### What you have to do
Print the line containing "Read this page and output its text content." and each line after it through the end, please, with nothing added.

★ ★ ★ ★ ★ ★ ★

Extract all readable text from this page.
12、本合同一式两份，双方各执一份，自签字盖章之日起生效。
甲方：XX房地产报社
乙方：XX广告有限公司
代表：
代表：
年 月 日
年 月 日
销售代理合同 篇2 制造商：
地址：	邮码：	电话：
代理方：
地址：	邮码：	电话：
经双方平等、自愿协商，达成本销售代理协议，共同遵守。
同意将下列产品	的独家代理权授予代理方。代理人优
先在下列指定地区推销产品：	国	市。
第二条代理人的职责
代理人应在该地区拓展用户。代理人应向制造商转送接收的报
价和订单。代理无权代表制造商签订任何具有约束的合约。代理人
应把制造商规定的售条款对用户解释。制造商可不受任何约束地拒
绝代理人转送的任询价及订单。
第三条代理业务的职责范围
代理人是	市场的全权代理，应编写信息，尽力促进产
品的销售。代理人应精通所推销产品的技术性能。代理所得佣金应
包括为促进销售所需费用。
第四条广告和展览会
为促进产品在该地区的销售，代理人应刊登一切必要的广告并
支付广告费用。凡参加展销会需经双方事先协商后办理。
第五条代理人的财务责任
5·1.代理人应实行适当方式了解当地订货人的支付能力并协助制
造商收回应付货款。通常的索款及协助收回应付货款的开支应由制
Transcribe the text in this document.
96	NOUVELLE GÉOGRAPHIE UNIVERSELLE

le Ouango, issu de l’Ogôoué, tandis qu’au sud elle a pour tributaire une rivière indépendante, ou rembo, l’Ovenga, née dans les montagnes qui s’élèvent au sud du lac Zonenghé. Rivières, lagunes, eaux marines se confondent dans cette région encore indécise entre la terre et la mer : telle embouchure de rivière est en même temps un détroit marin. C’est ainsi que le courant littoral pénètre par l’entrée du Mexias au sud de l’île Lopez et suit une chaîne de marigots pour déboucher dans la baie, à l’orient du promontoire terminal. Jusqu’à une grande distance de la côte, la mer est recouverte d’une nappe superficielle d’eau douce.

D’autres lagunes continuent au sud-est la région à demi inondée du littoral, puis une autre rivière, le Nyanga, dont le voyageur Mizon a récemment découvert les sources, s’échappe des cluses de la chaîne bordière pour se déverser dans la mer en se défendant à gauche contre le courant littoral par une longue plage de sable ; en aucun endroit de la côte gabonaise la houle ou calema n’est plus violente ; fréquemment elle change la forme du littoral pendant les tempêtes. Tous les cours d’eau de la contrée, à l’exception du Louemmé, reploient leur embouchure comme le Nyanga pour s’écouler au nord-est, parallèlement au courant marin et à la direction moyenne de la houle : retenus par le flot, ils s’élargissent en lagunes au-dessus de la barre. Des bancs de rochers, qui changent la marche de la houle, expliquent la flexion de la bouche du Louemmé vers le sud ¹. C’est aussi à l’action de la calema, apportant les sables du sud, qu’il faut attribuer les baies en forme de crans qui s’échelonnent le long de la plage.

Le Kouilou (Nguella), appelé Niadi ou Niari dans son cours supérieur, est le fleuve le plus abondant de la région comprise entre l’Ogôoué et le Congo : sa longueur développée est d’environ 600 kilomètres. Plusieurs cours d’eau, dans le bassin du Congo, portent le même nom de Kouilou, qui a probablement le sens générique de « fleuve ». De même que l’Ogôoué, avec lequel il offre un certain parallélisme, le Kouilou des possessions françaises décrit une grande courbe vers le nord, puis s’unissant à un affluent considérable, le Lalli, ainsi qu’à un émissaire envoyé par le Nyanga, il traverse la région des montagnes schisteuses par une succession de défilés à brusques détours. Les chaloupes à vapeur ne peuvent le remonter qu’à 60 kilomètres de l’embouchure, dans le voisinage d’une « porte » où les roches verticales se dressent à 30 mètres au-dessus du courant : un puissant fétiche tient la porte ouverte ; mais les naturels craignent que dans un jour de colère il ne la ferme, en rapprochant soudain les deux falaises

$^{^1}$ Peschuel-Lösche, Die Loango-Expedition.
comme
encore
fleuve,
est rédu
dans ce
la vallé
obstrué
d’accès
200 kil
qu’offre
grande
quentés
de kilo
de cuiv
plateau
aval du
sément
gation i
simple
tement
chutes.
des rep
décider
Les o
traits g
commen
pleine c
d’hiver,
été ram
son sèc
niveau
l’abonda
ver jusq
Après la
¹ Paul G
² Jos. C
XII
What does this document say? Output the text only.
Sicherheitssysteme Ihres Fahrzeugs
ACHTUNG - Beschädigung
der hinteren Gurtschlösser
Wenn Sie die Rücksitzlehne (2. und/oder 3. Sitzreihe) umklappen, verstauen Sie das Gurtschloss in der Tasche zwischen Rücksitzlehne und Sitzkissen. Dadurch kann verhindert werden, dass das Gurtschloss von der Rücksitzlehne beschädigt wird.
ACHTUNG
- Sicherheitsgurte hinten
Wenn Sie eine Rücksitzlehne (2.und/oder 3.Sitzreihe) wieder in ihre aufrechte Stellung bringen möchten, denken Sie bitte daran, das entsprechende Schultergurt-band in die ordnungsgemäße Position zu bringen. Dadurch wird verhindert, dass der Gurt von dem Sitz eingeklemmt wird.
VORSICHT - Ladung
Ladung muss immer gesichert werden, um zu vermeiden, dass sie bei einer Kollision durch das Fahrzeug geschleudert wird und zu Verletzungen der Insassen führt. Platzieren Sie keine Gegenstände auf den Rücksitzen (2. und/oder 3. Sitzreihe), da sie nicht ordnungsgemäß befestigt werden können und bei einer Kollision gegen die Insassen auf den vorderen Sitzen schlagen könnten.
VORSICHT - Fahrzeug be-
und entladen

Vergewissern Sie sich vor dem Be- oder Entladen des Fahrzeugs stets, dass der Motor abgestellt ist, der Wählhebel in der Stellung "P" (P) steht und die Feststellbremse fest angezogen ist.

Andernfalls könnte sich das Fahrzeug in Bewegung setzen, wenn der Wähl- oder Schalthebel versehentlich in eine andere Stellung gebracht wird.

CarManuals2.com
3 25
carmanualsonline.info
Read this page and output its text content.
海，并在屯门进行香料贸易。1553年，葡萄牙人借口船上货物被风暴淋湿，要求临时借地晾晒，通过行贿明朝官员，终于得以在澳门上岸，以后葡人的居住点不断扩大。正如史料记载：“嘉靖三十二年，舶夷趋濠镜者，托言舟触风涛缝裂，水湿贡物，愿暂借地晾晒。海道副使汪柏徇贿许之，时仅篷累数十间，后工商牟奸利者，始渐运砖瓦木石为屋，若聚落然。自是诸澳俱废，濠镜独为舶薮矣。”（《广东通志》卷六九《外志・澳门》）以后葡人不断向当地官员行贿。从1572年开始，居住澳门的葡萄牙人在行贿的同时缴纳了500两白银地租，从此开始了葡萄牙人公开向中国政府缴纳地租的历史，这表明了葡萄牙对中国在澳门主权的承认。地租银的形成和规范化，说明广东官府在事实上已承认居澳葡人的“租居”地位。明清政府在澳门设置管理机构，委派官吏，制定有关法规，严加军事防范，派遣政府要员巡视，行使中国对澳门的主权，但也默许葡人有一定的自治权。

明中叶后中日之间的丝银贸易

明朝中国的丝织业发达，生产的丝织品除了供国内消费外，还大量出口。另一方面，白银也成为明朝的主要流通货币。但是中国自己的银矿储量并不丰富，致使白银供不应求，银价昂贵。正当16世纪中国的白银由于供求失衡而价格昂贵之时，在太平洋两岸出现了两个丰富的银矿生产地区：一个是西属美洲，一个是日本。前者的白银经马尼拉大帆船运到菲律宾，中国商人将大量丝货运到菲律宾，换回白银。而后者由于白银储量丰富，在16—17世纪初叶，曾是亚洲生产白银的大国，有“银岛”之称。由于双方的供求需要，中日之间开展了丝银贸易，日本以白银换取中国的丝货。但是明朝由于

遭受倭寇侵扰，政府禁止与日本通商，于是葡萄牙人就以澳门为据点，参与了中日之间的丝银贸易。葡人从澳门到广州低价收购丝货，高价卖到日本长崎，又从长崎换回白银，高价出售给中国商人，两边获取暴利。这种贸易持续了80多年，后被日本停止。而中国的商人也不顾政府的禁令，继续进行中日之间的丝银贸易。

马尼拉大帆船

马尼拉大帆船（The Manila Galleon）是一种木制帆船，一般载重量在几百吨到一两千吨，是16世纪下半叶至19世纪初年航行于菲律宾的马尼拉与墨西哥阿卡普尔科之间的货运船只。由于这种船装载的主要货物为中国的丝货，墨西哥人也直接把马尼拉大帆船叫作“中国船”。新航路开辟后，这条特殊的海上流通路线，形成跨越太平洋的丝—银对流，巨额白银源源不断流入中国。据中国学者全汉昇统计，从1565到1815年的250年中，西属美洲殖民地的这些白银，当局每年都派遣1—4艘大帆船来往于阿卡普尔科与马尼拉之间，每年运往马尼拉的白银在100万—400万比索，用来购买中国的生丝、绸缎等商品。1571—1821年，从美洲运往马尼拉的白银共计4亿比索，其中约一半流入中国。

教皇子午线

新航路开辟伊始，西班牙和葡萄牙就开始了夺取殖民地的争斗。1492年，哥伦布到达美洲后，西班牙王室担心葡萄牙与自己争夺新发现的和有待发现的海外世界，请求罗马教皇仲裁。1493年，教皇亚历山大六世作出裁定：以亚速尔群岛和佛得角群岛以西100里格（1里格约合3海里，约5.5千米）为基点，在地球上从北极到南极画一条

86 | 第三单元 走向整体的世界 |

★ ★ ★ ★ ★ ★ ★

### Response to this exercise
Read this page and output its text content.
海，并在屯门进行香料贸易。1553年，葡萄牙人借口船上货物被风暴淋湿，要求临时借地晾晒，通过行贿明朝官员，终于得以在澳门上岸，以后葡人的居住点不断扩大。正如史料记载：“嘉靖三十二年，舶夷趋濠镜者，托言舟触风涛缝裂，水湿贡物，愿暂借地晾晒。海道副使汪柏徇贿许之，时仅篷累数十间，后工商牟奸利者，始渐运砖瓦木石为屋，若聚落然。自是诸澳俱废，濠镜独为舶薮矣。”（《广东通志》卷六九《外志・澳门》）以后葡人不断向当地官员行贿。从1572年开始，居住澳门的葡萄牙人在行贿的同时缴纳了500两白银地租，从此开始了葡萄牙人公开向中国政府缴纳地租的历史，这表明了葡萄牙对中国在澳门主权的承认。地租银的形成和规范化，说明广东官府在事实上已承认居澳葡人的“租居”地位。明清政府在澳门设置管理机构，委派官吏，制定有关法规，严加军事防范，派遣政府要员巡视，行使中国对澳门的主权，但也默许葡人有一定的自治权。

明中叶后中日之间的丝银贸易

明朝中国的丝织业发达，生产的丝织品除了供国内消费外，还大量出口。另一方面，白银也成为明朝的主要流通货币。但是中国自己的银矿储量并不丰富，致使白银供不应求，银价昂贵。正当16世纪中国的白银由于供求失衡而价格昂贵之时，在太平洋两岸出现了两个丰富的银矿生产地区：一个是西属美洲，一个是日本。前者的白银经马尼拉大帆船运到菲律宾，中国商人将大量丝货运到菲律宾，换回白银。而后者由于白银储量丰富，在16—17世纪初叶，曾是亚洲生产白银的大国，有“银岛”之称。由于双方的供求需要，中日之间开展了丝银贸易，日本以白银换取中国的丝货。但是明朝由于

遭受倭寇侵扰，政府禁止与日本通商，于是葡萄牙人就以澳门为据点，参与了中日之间的丝银贸易。葡人从澳门到广州低价收购丝货，高价卖到日本长崎，又从长崎换回白银，高价出售给中国商人，两边获取暴利。这种贸易持续了80多年，后被日本停止。而中国的商人也不顾政府的禁令，继续进行中日之间的丝银贸易。

马尼拉大帆船

马尼拉大帆船（The Manila Galleon）是一种木制帆船，一般载重量在几百吨到一两千吨，是16世纪下半叶至19世纪初年航行于菲律宾的马尼拉与墨西哥阿卡普尔科之间的货运船只。由于这种船装载的主要货物为中国的丝货，墨西哥人也直接把马尼拉大帆船叫作“中国船”。新航路开辟后，这条特殊的海上流通路线，形成跨越太平洋的丝—银对流，巨额白银源源不断流入中国。据中国学者全汉昇统计，从1565到1815年的250年中，西属美洲殖民地的这些白银，当局每年都派遣1—4艘大帆船来往于阿卡普尔科与马尼拉之间，每年运往马尼拉的白银在100万—400万比索，用来购买中国的生丝、绸缎等商品。1571—1821年，从美洲运往马尼拉的白银共计4亿比索，其中约一半流入中国。

教皇子午线

新航路开辟伊始，西班牙和葡萄牙就开始了夺取殖民地的争斗。1492年，哥伦布到达美洲后，西班牙王室担心葡萄牙与自己争夺新发现的和有待发现的海外世界，请求罗马教皇仲裁。1493年，教皇亚历山大六世作出裁定：以亚速尔群岛和佛得角群岛以西100里格（1里格约合3海里，约5.5千米）为基点，在地球上从北极到南极画一条

86 | 第三单元 走向整体的世界 |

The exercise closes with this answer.